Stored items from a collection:
= = = =
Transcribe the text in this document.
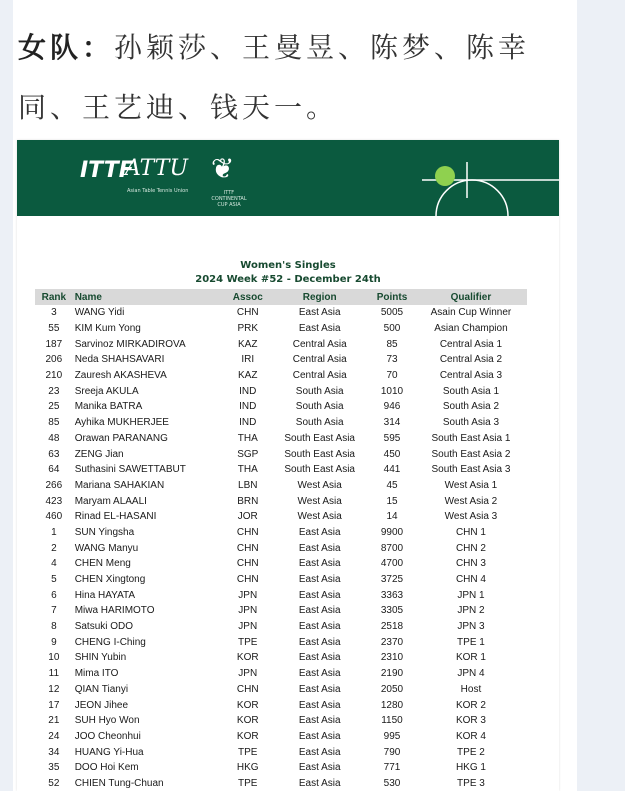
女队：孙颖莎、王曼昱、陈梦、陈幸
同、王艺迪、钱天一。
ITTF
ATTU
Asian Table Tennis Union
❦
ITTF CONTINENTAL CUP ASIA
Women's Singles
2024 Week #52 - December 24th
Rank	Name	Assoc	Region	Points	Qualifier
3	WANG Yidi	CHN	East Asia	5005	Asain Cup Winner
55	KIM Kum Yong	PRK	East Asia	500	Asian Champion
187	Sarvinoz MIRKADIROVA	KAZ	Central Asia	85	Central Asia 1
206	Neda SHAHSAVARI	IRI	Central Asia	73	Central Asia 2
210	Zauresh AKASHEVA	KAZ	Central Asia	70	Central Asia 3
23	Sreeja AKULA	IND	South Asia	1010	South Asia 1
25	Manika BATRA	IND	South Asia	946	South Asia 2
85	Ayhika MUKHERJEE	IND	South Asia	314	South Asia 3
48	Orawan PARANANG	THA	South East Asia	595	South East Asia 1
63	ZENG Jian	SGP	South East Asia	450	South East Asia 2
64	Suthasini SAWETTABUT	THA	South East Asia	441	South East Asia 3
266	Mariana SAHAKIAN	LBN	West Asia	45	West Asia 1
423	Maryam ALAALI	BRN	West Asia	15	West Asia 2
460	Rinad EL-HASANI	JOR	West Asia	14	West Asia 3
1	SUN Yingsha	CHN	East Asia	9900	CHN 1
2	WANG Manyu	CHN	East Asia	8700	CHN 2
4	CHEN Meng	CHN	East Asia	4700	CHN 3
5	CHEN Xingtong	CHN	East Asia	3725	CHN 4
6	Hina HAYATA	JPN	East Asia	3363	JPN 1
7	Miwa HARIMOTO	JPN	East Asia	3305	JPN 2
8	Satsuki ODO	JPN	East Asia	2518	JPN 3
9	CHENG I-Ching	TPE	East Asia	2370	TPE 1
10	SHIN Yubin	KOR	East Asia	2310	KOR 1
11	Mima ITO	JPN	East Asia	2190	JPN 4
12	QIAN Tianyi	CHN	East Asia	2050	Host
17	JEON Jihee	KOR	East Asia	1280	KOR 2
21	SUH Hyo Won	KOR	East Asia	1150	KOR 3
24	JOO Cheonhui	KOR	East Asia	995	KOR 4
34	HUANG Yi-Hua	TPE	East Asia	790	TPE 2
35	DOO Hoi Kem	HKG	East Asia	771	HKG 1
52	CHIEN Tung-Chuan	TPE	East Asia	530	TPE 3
= = = =
§ Problem
Transcribe the full listing above exactly, with the images removed.

§ Task output
Transcribe the text in this document.
女队：孙颖莎、王曼昱、陈梦、陈幸
同、王艺迪、钱天一。
ITTF
ATTU
Asian Table Tennis Union
❦
ITTF CONTINENTAL CUP ASIA
Women's Singles
2024 Week #52 - December 24th
Rank	Name	Assoc	Region	Points	Qualifier
3	WANG Yidi	CHN	East Asia	5005	Asain Cup Winner
55	KIM Kum Yong	PRK	East Asia	500	Asian Champion
187	Sarvinoz MIRKADIROVA	KAZ	Central Asia	85	Central Asia 1
206	Neda SHAHSAVARI	IRI	Central Asia	73	Central Asia 2
210	Zauresh AKASHEVA	KAZ	Central Asia	70	Central Asia 3
23	Sreeja AKULA	IND	South Asia	1010	South Asia 1
25	Manika BATRA	IND	South Asia	946	South Asia 2
85	Ayhika MUKHERJEE	IND	South Asia	314	South Asia 3
48	Orawan PARANANG	THA	South East Asia	595	South East Asia 1
63	ZENG Jian	SGP	South East Asia	450	South East Asia 2
64	Suthasini SAWETTABUT	THA	South East Asia	441	South East Asia 3
266	Mariana SAHAKIAN	LBN	West Asia	45	West Asia 1
423	Maryam ALAALI	BRN	West Asia	15	West Asia 2
460	Rinad EL-HASANI	JOR	West Asia	14	West Asia 3
1	SUN Yingsha	CHN	East Asia	9900	CHN 1
2	WANG Manyu	CHN	East Asia	8700	CHN 2
4	CHEN Meng	CHN	East Asia	4700	CHN 3
5	CHEN Xingtong	CHN	East Asia	3725	CHN 4
6	Hina HAYATA	JPN	East Asia	3363	JPN 1
7	Miwa HARIMOTO	JPN	East Asia	3305	JPN 2
8	Satsuki ODO	JPN	East Asia	2518	JPN 3
9	CHENG I-Ching	TPE	East Asia	2370	TPE 1
10	SHIN Yubin	KOR	East Asia	2310	KOR 1
11	Mima ITO	JPN	East Asia	2190	JPN 4
12	QIAN Tianyi	CHN	East Asia	2050	Host
17	JEON Jihee	KOR	East Asia	1280	KOR 2
21	SUH Hyo Won	KOR	East Asia	1150	KOR 3
24	JOO Cheonhui	KOR	East Asia	995	KOR 4
34	HUANG Yi-Hua	TPE	East Asia	790	TPE 2
35	DOO Hoi Kem	HKG	East Asia	771	HKG 1
52	CHIEN Tung-Chuan	TPE	East Asia	530	TPE 3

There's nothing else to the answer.